*** Data shown

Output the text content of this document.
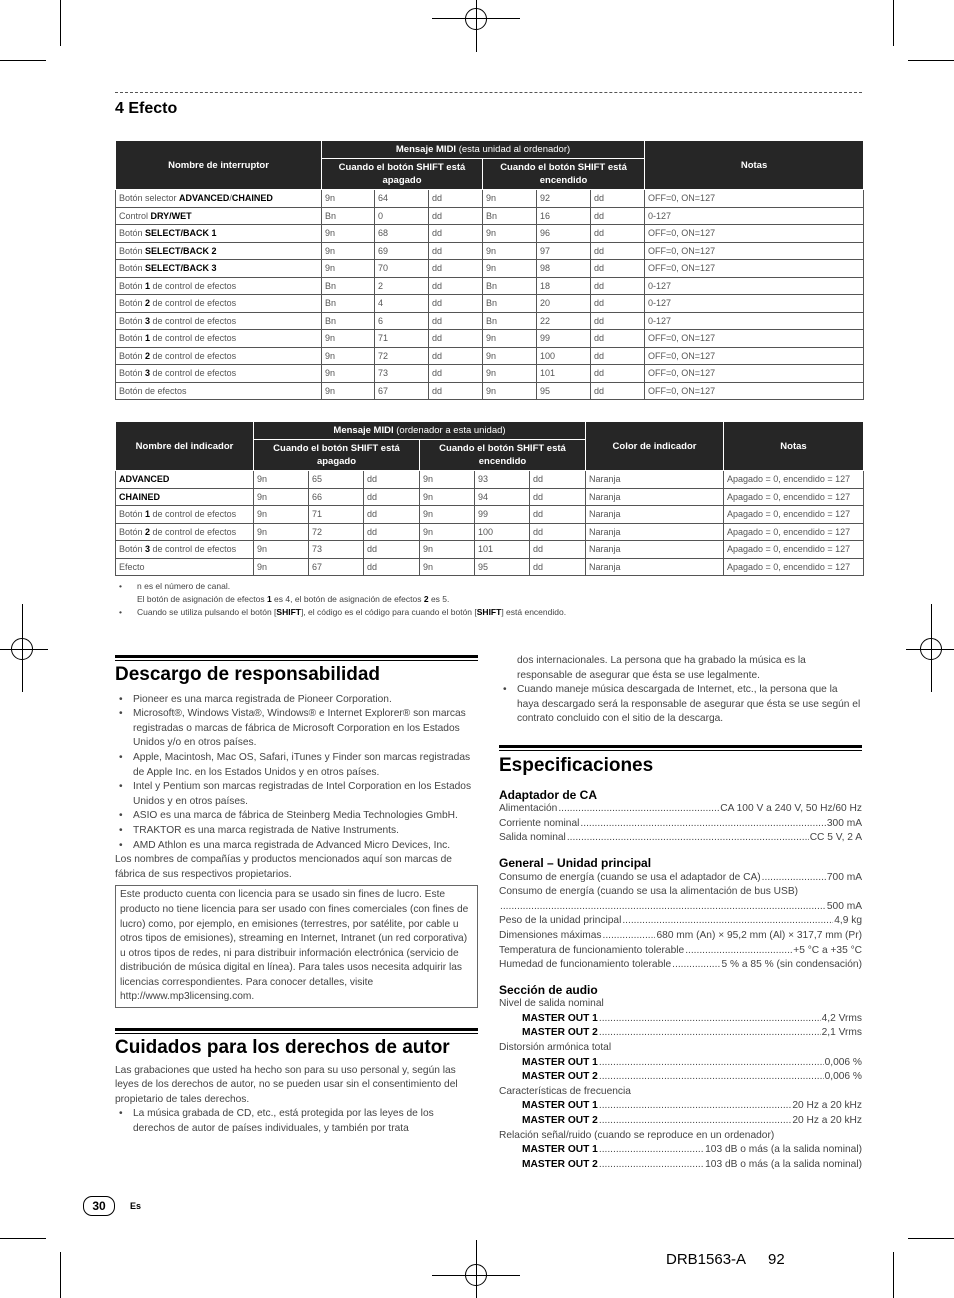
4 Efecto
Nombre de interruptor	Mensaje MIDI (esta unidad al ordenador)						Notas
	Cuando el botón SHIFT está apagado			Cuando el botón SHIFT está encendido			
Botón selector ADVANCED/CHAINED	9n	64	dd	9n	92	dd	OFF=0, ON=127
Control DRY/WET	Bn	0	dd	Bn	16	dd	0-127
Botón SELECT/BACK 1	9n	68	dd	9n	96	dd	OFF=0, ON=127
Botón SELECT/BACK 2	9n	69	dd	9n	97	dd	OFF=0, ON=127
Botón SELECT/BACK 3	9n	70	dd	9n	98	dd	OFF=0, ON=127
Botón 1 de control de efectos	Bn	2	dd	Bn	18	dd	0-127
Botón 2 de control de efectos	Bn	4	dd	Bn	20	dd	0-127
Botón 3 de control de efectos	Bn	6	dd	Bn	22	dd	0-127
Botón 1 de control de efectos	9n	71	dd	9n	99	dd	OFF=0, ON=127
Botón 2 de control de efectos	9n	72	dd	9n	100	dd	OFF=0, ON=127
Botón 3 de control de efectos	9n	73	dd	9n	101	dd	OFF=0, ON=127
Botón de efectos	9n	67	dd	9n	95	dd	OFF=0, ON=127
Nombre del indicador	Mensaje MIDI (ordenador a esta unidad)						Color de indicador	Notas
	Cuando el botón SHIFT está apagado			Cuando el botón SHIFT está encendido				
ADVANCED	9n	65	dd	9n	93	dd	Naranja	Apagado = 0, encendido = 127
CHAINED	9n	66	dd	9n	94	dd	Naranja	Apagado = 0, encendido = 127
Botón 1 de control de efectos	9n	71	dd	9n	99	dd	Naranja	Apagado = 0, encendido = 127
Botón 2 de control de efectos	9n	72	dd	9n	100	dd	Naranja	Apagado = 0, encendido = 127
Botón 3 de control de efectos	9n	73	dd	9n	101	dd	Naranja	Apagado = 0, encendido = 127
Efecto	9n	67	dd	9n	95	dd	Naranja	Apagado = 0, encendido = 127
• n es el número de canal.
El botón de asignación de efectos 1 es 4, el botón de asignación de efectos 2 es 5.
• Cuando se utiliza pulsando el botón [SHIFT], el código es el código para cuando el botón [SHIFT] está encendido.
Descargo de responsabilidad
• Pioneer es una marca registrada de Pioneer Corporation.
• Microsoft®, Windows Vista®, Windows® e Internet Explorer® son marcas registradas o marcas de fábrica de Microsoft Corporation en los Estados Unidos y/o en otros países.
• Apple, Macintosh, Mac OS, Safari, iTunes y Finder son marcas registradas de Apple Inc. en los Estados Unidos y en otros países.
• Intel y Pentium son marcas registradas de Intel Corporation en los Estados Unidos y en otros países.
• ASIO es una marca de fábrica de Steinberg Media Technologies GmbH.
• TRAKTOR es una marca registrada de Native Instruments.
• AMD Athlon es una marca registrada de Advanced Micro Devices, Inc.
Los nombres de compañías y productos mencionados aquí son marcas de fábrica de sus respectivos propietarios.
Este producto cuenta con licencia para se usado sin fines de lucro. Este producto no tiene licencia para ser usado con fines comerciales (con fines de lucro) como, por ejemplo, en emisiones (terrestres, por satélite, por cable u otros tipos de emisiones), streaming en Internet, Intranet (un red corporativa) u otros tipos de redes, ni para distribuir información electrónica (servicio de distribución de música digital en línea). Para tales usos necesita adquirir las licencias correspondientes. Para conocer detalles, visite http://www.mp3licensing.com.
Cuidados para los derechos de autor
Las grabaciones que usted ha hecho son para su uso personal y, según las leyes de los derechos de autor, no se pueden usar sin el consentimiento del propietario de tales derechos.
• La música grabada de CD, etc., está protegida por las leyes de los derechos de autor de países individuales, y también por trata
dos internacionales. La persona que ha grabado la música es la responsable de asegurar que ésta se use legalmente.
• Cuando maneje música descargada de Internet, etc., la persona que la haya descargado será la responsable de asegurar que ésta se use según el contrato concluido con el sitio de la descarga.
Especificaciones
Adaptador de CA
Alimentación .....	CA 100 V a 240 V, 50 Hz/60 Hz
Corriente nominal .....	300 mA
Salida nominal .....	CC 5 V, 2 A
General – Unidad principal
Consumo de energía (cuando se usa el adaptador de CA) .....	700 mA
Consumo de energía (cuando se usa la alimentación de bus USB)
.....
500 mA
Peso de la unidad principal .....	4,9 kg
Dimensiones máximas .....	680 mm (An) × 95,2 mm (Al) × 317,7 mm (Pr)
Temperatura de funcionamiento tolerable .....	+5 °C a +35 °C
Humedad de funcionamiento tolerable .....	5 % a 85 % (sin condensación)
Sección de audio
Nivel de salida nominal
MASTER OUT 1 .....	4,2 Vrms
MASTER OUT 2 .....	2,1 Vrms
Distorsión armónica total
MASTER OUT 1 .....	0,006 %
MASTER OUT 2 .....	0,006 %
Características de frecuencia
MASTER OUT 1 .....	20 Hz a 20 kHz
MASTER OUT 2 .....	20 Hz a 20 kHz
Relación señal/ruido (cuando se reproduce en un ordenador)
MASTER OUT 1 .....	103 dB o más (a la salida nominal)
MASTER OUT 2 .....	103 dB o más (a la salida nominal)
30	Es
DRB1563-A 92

******
*** Data shown

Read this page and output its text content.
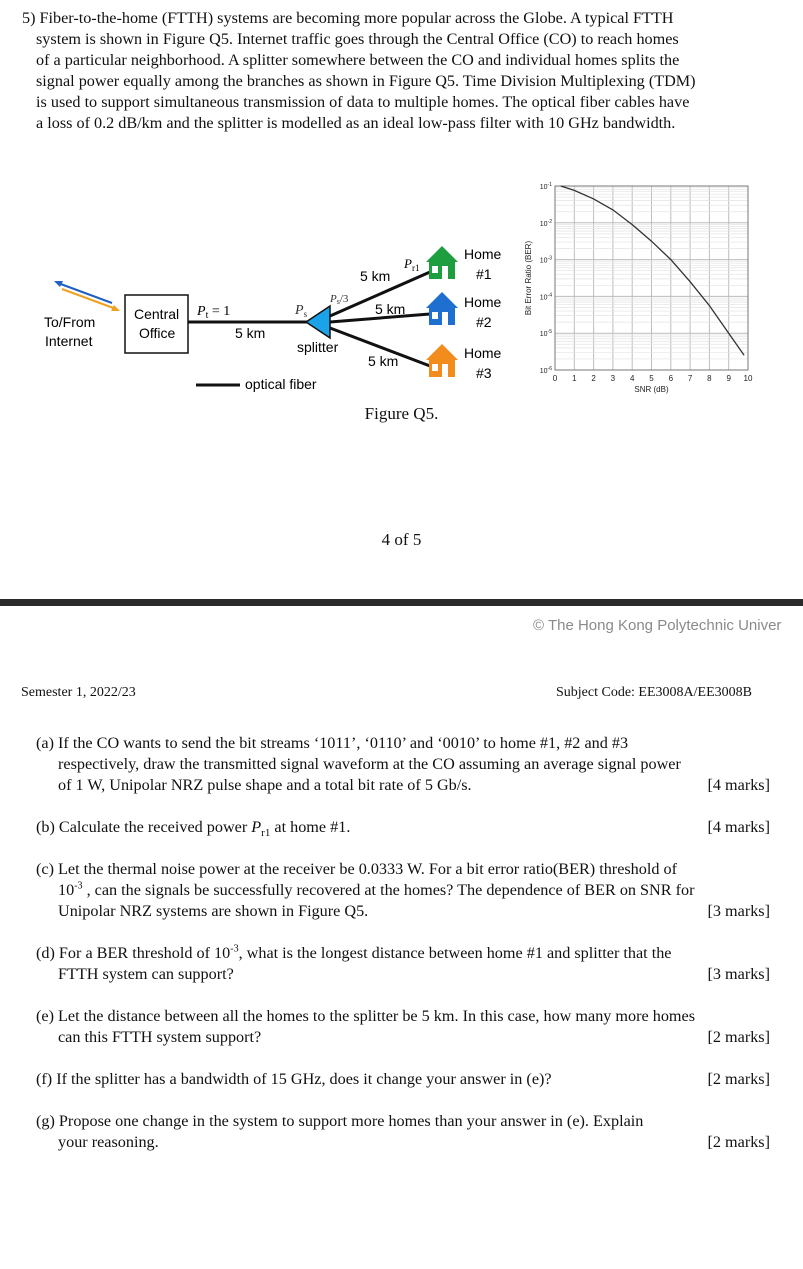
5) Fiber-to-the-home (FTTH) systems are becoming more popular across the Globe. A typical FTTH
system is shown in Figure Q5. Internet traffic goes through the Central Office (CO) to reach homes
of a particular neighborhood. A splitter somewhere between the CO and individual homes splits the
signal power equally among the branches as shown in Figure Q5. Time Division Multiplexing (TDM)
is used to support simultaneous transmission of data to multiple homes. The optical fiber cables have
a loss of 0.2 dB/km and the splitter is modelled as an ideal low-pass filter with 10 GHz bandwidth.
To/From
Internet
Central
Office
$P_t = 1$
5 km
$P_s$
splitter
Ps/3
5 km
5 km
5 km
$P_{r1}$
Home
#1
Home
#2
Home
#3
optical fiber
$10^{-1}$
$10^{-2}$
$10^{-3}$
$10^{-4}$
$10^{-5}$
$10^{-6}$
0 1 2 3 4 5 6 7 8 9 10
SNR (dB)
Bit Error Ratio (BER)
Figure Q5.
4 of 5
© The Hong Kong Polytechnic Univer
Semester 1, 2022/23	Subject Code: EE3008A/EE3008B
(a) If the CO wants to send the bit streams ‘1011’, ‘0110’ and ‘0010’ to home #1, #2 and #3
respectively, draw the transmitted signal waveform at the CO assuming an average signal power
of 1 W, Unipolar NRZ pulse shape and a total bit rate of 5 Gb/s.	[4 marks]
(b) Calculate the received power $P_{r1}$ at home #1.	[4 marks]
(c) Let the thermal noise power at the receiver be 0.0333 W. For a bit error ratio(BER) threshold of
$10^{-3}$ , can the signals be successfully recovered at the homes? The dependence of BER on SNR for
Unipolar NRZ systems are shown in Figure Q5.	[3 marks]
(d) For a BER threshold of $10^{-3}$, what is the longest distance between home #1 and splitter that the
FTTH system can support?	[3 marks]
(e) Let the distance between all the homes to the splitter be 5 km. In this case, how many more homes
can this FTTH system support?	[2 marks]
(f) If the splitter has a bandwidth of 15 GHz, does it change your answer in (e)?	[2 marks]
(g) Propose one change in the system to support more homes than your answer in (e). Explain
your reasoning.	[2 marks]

******

▶ [The request]: Which lines contain the word "distance"? Copy each of them.

▶ [Solved problem]:
(d) For a BER threshold of $10^{-3}$, what is the longest distance between home #1 and splitter that the
(e) Let the distance between all the homes to the splitter be 5 km. In this case, how many more homes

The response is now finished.